* _STATED EXERCISE_: Copy the listing below verbatim, beginning with its first line and stopping after the line that contains "- table-header-row: [108, 650, 1171, 692]". Include both of those lines.

* _Records from a dataset_:
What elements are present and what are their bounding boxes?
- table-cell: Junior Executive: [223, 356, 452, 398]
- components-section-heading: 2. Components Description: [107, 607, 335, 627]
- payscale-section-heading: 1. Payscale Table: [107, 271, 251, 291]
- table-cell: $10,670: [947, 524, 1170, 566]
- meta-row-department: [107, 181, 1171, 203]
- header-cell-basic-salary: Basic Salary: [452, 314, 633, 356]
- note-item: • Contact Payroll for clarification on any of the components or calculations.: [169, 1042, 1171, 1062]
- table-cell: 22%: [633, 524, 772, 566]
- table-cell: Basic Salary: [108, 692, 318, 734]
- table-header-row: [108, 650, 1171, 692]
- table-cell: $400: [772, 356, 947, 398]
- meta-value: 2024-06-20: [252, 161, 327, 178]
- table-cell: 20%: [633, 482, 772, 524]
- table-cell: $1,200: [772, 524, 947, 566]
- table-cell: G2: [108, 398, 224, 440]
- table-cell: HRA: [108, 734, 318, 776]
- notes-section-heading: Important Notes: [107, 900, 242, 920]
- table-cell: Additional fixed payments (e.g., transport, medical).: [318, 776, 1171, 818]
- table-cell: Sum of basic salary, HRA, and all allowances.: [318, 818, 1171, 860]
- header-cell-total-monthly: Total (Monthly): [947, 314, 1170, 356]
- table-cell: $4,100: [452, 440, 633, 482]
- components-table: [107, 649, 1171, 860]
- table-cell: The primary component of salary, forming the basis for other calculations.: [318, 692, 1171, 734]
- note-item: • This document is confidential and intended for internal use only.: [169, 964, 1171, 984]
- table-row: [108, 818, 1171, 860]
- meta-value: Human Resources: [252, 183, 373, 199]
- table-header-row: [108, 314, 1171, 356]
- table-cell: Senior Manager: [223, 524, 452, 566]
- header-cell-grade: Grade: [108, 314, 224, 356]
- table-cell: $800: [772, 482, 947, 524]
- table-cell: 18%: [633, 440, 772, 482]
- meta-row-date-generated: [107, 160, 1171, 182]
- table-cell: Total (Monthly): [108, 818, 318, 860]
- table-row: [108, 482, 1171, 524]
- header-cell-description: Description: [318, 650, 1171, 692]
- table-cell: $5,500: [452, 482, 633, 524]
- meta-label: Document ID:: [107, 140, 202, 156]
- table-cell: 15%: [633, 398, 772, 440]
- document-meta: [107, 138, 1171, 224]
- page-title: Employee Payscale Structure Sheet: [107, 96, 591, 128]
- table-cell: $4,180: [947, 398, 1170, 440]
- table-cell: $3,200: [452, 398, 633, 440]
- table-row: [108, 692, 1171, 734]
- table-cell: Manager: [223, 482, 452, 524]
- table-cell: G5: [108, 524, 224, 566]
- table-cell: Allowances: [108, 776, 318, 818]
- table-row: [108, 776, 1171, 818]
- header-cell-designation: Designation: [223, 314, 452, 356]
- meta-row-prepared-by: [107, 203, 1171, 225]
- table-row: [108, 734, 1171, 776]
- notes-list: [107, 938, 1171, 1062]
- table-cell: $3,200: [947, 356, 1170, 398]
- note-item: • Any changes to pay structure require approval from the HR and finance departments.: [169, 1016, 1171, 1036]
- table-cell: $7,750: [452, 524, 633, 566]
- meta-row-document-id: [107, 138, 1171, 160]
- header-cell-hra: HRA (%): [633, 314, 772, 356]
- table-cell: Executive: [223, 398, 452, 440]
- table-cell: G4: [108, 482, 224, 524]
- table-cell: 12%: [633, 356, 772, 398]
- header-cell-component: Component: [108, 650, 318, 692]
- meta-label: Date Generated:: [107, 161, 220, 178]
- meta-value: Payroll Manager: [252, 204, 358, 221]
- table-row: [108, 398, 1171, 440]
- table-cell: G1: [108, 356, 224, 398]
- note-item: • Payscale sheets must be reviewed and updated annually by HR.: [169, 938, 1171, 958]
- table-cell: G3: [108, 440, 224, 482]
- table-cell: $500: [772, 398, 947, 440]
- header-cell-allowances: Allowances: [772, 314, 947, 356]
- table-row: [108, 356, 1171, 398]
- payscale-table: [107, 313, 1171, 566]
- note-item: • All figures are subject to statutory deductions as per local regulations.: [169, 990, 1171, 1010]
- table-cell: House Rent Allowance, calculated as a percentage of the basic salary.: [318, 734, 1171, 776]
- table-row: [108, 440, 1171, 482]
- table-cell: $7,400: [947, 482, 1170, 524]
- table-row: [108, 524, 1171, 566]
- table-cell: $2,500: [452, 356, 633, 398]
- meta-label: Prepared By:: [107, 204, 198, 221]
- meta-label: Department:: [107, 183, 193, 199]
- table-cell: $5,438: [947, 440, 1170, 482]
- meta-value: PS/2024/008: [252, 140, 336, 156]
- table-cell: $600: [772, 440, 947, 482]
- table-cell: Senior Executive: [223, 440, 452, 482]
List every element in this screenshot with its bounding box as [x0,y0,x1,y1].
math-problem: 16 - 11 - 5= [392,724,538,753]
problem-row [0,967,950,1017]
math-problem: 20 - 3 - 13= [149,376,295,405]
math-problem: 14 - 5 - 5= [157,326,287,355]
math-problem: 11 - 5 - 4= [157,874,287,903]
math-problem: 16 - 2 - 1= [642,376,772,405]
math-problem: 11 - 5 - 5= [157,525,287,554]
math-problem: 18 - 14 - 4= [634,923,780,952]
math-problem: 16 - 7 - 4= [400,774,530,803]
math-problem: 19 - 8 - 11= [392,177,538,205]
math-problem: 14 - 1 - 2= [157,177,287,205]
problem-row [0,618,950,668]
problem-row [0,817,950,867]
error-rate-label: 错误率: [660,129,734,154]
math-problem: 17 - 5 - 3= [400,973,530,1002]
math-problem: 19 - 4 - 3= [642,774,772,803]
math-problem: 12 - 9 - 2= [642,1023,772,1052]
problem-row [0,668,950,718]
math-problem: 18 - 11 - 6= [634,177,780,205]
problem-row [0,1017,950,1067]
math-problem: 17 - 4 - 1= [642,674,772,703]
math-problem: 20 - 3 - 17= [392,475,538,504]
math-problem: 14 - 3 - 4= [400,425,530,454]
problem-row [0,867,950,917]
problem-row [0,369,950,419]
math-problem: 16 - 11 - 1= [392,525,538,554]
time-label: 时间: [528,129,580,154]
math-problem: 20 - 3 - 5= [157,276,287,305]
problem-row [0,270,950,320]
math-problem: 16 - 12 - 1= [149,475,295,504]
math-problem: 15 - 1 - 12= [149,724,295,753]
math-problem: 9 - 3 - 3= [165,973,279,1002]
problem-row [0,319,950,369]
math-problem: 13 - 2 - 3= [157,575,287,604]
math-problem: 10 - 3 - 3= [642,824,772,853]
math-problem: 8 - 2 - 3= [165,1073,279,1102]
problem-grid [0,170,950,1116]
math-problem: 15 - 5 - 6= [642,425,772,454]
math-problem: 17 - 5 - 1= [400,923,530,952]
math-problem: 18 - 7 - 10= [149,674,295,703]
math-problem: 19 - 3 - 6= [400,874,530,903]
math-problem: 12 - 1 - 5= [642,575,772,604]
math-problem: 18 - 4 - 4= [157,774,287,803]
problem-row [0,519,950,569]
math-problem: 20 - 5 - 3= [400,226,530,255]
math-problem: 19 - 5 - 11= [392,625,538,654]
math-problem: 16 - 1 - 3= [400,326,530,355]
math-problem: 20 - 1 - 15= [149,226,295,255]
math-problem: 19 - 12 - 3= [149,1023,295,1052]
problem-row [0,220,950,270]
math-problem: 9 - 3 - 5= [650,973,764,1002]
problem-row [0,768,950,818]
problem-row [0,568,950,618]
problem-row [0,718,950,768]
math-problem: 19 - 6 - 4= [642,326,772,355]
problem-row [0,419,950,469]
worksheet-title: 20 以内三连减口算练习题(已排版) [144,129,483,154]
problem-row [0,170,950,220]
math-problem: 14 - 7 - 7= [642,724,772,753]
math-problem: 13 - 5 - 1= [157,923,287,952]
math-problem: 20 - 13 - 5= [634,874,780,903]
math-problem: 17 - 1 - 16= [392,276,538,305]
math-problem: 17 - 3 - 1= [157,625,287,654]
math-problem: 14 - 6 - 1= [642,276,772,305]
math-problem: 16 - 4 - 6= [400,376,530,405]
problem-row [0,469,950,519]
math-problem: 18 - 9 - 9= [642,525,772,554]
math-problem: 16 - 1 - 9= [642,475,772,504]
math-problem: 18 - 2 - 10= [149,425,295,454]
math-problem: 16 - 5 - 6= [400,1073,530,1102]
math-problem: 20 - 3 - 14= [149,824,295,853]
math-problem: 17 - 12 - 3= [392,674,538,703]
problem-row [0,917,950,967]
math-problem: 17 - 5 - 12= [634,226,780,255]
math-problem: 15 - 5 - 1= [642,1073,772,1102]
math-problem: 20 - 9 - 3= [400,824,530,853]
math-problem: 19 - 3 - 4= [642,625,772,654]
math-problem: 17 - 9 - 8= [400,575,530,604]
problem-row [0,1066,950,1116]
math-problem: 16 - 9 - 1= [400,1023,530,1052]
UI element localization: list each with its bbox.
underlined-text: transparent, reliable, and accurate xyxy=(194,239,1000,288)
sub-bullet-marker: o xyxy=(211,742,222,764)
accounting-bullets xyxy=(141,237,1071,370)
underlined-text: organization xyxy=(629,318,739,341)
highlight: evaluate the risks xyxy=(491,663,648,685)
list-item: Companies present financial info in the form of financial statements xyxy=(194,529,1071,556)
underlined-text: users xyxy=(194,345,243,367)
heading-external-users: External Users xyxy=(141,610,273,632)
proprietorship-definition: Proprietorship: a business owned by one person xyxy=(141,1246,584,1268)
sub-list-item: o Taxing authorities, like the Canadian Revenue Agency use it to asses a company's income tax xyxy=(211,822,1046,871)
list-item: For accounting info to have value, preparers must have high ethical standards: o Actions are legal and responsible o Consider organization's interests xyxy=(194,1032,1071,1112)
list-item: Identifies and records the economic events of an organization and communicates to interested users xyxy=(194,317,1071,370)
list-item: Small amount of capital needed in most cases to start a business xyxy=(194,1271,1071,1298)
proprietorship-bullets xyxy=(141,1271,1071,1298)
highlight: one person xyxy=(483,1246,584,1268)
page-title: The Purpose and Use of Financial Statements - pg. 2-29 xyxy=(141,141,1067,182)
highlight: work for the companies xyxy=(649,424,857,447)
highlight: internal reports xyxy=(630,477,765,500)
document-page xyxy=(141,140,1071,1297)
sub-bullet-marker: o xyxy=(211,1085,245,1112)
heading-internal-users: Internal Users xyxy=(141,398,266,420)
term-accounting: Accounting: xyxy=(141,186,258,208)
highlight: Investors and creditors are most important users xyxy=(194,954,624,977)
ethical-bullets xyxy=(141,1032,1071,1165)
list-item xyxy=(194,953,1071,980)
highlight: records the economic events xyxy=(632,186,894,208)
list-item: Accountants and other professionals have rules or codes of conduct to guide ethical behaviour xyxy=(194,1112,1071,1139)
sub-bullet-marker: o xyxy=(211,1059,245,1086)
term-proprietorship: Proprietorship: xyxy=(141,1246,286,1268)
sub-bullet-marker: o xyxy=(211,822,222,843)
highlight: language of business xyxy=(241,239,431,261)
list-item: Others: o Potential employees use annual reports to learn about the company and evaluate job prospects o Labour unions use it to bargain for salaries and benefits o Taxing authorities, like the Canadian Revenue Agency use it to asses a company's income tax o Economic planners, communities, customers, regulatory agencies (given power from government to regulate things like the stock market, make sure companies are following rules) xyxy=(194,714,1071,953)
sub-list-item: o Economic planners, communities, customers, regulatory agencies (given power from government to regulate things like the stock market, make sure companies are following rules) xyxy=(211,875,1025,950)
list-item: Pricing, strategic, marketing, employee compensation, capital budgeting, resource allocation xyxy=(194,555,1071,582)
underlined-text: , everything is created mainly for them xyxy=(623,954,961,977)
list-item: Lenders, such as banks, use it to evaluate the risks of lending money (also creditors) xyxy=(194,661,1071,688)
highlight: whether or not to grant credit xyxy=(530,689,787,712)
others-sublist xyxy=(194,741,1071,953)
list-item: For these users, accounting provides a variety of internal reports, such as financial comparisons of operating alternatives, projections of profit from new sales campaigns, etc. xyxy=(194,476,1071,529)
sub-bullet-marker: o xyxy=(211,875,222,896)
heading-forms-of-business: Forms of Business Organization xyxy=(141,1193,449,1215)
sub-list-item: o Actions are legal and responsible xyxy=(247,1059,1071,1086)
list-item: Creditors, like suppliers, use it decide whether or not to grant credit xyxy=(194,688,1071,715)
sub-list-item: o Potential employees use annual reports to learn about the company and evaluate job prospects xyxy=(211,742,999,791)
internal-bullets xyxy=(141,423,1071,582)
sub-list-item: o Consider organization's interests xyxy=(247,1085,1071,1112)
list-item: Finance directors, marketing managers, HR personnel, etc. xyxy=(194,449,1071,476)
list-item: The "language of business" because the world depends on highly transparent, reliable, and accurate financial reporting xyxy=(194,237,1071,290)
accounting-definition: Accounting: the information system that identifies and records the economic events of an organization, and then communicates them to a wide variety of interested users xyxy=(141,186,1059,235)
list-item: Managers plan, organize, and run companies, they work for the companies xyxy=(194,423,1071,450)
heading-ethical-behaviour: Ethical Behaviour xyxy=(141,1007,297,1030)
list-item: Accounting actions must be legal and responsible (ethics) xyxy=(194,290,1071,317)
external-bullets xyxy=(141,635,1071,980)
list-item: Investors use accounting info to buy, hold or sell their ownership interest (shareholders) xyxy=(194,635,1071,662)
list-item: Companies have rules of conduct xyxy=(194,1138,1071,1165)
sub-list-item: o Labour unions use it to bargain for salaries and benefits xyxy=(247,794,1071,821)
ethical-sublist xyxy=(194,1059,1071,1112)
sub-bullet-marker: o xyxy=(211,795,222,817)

* _ANSWER TO THIS PROBLEM_:
What elements are present and what are their bounding boxes?
- table-cell: Junior Executive: [223, 356, 452, 398]
- components-section-heading: 2. Components Description: [107, 607, 335, 627]
- payscale-section-heading: 1. Payscale Table: [107, 271, 251, 291]
- table-cell: $10,670: [947, 524, 1170, 566]
- meta-row-department: [107, 181, 1171, 203]
- header-cell-basic-salary: Basic Salary: [452, 314, 633, 356]
- note-item: • Contact Payroll for clarification on any of the components or calculations.: [169, 1042, 1171, 1062]
- table-cell: 22%: [633, 524, 772, 566]
- table-cell: Basic Salary: [108, 692, 318, 734]
- table-header-row: [108, 650, 1171, 692]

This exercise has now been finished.